--- Problem ---
Repeat the lines from the one containing "Decode this image" through the last line of the data, exactly, pictures omitted.
○ ○ ○ ○ ○
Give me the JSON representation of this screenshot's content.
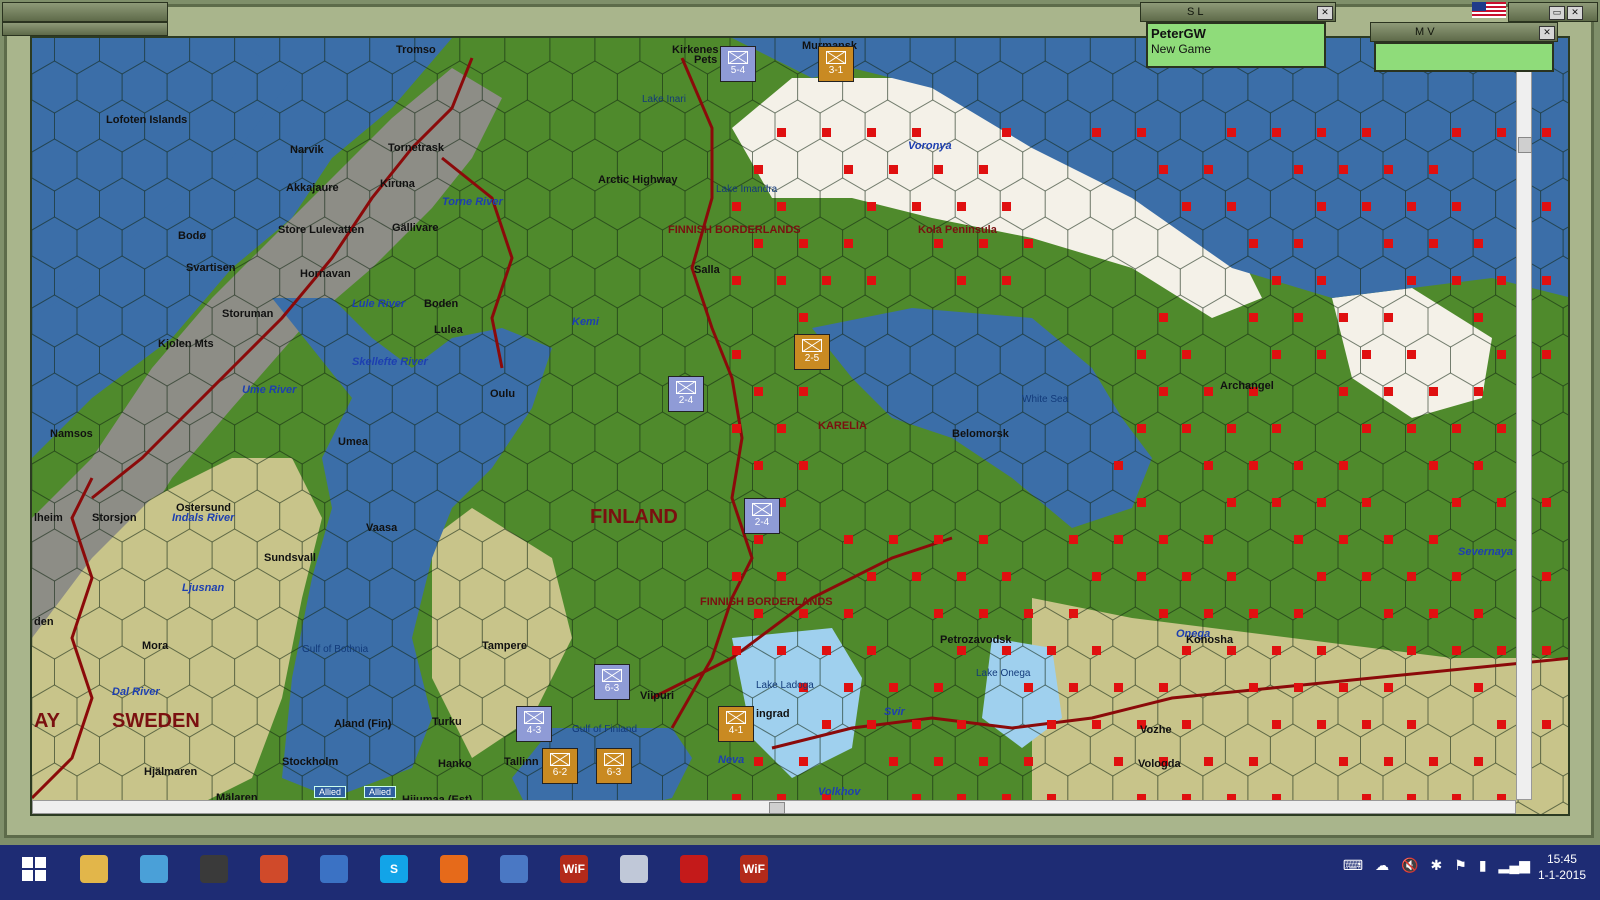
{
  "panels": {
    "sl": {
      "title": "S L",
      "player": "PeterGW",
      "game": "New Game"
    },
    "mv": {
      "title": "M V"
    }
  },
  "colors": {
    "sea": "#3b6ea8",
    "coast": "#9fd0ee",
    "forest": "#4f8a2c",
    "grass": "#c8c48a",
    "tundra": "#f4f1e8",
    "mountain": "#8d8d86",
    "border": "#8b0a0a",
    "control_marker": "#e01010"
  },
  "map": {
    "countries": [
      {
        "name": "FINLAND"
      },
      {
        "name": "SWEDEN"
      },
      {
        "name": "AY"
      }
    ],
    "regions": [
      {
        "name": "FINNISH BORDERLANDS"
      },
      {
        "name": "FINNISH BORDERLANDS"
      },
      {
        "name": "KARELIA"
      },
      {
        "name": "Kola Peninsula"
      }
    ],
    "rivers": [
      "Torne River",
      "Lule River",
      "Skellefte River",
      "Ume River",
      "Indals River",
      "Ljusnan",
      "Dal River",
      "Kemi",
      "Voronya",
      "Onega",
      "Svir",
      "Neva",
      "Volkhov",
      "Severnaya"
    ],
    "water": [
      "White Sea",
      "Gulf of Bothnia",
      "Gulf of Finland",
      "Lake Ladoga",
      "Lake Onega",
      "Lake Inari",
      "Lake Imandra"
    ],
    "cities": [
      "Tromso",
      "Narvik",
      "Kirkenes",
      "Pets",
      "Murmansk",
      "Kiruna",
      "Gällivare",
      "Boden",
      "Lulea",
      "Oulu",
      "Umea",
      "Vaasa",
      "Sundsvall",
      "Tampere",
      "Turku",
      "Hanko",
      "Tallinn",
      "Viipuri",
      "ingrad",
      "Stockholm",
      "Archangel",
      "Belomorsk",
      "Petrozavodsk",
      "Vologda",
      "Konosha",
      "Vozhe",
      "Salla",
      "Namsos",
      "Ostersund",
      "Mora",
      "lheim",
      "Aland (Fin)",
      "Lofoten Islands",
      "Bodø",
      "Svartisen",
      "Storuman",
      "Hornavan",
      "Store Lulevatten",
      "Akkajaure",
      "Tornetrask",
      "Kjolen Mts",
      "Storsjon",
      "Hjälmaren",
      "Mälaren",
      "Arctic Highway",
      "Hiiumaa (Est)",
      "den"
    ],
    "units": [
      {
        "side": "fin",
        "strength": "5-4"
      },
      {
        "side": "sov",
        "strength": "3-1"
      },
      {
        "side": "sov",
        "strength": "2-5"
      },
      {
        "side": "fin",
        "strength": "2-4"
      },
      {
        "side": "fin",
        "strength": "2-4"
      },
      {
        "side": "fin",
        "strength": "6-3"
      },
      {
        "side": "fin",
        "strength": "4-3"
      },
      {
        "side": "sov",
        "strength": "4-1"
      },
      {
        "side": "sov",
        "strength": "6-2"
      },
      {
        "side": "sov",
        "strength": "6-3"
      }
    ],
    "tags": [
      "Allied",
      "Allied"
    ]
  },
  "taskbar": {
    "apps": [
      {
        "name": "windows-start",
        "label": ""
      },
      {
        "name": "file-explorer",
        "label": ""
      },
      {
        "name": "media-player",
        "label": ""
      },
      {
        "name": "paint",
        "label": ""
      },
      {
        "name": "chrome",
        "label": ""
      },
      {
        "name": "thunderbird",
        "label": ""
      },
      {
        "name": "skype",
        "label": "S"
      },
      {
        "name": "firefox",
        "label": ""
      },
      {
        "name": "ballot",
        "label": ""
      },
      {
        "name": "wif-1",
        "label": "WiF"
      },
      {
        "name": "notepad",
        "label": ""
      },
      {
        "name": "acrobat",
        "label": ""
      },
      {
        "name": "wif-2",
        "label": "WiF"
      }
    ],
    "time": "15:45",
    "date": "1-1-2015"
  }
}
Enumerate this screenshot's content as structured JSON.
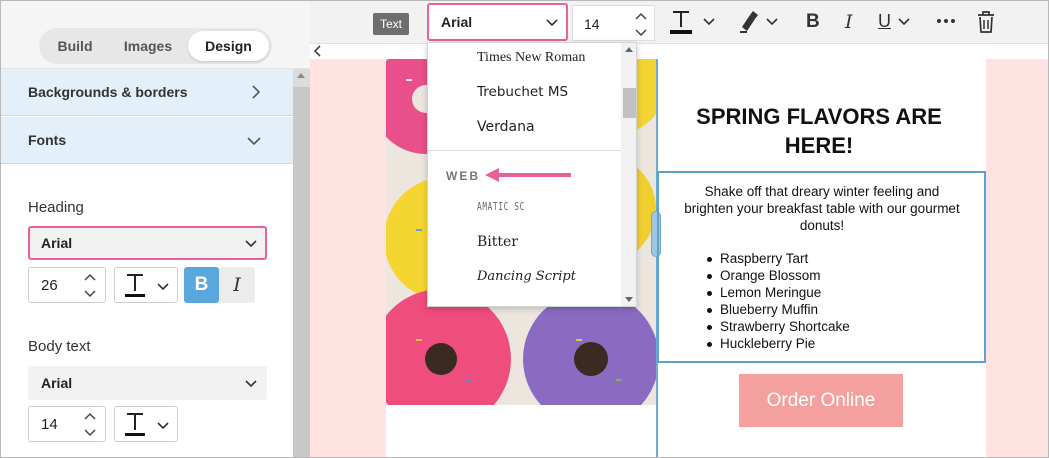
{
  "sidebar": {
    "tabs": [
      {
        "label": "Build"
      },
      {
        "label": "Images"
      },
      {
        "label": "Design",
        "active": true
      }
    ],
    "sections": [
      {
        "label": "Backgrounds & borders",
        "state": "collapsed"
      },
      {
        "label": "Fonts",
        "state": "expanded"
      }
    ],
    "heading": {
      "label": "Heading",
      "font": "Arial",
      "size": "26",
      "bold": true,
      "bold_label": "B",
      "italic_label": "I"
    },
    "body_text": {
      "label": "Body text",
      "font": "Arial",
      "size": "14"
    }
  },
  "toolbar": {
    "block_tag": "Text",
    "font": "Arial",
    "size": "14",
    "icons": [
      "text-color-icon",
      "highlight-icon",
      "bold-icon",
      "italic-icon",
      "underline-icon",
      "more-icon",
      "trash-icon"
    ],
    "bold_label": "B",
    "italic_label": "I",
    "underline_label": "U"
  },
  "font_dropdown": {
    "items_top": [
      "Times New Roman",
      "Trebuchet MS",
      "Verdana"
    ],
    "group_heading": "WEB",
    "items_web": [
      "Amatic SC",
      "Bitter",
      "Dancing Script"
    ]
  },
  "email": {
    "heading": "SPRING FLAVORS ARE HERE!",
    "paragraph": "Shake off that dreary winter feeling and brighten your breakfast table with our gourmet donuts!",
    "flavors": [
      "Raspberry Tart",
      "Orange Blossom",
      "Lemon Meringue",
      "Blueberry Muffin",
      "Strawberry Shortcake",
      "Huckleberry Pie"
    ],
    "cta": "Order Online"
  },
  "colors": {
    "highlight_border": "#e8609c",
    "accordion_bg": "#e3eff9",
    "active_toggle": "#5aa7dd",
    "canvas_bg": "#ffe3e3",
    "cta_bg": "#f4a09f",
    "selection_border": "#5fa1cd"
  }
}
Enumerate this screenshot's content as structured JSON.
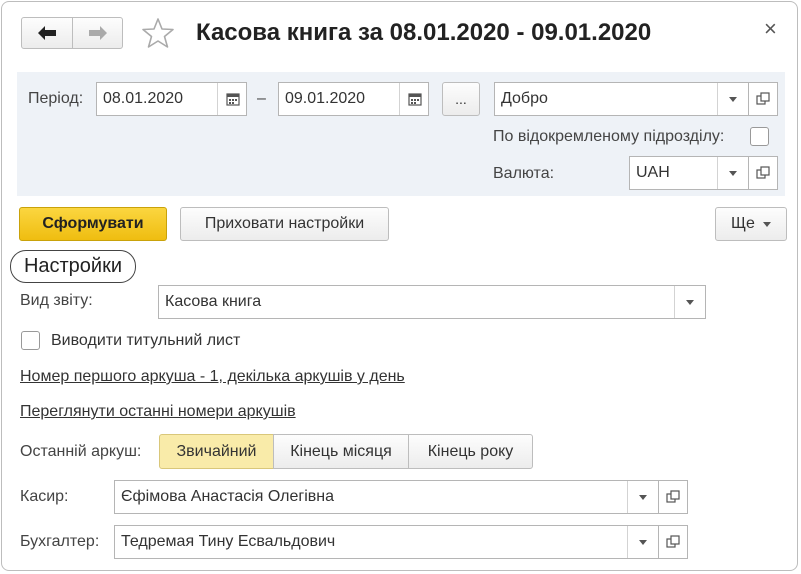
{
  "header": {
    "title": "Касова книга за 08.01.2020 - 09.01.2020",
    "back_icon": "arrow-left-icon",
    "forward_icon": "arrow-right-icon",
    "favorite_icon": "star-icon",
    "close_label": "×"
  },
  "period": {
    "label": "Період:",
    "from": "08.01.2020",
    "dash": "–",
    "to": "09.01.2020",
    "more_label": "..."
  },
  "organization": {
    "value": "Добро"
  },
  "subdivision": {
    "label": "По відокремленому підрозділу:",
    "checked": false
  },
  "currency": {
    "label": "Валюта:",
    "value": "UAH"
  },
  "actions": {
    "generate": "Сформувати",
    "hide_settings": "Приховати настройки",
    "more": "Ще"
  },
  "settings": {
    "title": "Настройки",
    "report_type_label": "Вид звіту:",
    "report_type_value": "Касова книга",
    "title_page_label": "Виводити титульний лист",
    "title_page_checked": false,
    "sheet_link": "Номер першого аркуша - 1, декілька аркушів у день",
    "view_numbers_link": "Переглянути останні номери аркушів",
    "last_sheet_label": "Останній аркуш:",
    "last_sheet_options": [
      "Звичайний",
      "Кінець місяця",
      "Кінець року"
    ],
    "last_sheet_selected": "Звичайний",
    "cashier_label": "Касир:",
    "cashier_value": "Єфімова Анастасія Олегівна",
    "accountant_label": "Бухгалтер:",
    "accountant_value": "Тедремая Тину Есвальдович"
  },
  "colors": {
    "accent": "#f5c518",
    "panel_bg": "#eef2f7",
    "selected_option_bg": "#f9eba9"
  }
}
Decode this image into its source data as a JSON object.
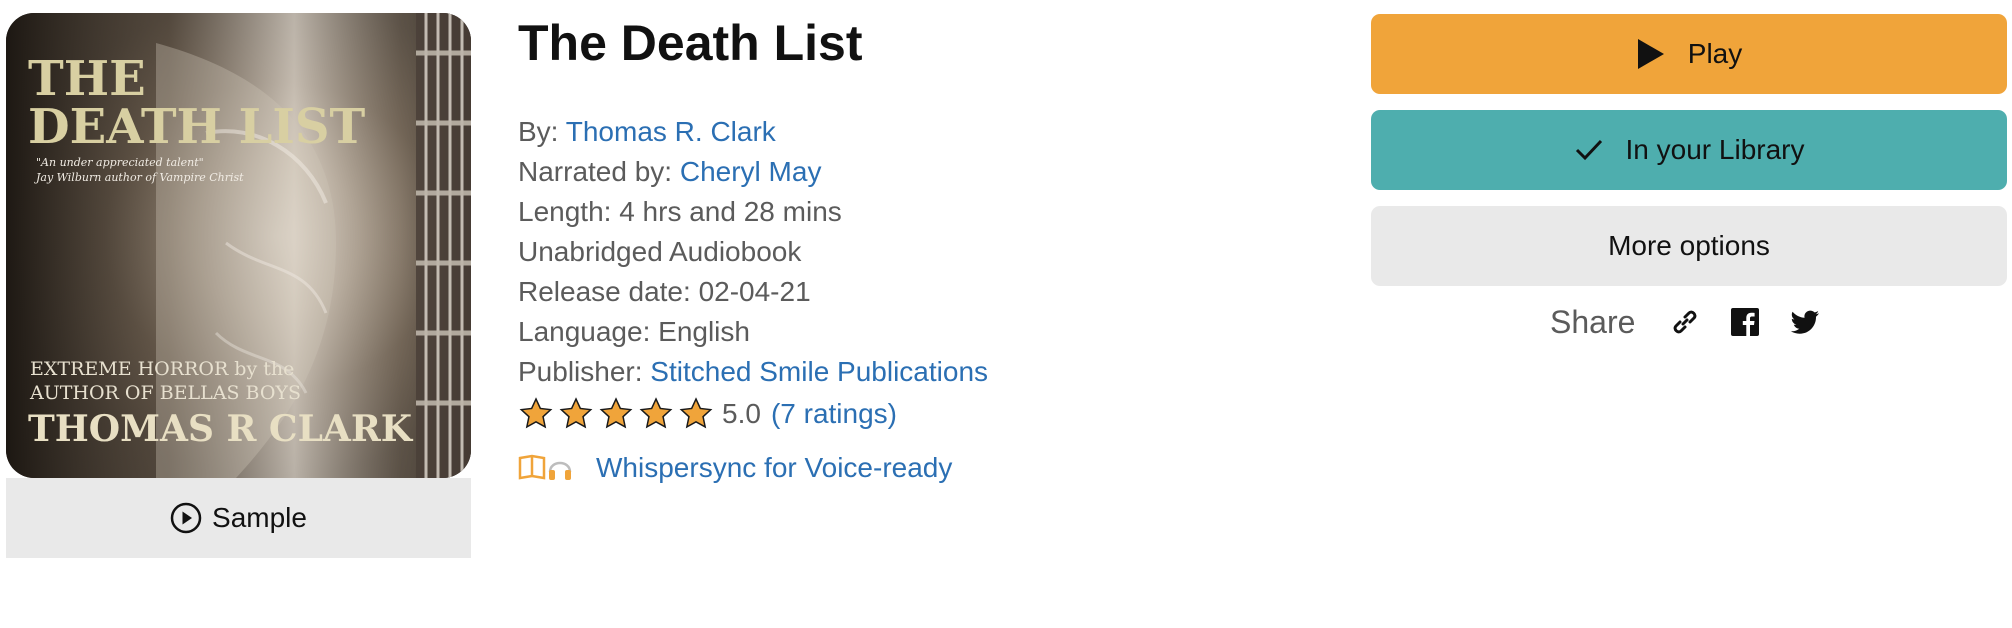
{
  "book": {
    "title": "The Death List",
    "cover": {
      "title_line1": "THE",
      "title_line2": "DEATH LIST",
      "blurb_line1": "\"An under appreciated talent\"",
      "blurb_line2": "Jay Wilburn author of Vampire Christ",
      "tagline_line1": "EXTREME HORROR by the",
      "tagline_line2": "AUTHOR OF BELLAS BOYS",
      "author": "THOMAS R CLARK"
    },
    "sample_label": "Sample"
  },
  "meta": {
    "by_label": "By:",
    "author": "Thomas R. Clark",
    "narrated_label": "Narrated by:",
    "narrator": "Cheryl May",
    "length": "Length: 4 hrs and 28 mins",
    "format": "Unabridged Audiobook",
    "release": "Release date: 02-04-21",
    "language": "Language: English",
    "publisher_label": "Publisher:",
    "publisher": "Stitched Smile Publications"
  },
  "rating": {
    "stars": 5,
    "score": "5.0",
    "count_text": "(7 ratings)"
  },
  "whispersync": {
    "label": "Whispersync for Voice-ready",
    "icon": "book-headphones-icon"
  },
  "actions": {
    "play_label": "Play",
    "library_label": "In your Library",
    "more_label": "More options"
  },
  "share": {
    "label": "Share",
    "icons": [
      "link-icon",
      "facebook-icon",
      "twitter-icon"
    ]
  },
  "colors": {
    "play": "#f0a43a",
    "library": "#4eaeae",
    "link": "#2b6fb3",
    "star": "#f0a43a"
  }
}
○ ○ ○ ○ ○
--- Exercise response ---
Decode this image into its source data as a JSON object.
{
  "book": {
    "title": "The Death List",
    "cover": {
      "title_line1": "THE",
      "title_line2": "DEATH LIST",
      "blurb_line1": "\"An under appreciated talent\"",
      "blurb_line2": "Jay Wilburn author of Vampire Christ",
      "tagline_line1": "EXTREME HORROR by the",
      "tagline_line2": "AUTHOR OF BELLAS BOYS",
      "author": "THOMAS R CLARK"
    },
    "sample_label": "Sample"
  },
  "meta": {
    "by_label": "By:",
    "author": "Thomas R. Clark",
    "narrated_label": "Narrated by:",
    "narrator": "Cheryl May",
    "length": "Length: 4 hrs and 28 mins",
    "format": "Unabridged Audiobook",
    "release": "Release date: 02-04-21",
    "language": "Language: English",
    "publisher_label": "Publisher:",
    "publisher": "Stitched Smile Publications"
  },
  "rating": {
    "stars": 5,
    "score": "5.0",
    "count_text": "(7 ratings)"
  },
  "whispersync": {
    "label": "Whispersync for Voice-ready",
    "icon": "book-headphones-icon"
  },
  "actions": {
    "play_label": "Play",
    "library_label": "In your Library",
    "more_label": "More options"
  },
  "share": {
    "label": "Share",
    "icons": [
      "link-icon",
      "facebook-icon",
      "twitter-icon"
    ]
  },
  "colors": {
    "play": "#f0a43a",
    "library": "#4eaeae",
    "link": "#2b6fb3",
    "star": "#f0a43a"
  }
}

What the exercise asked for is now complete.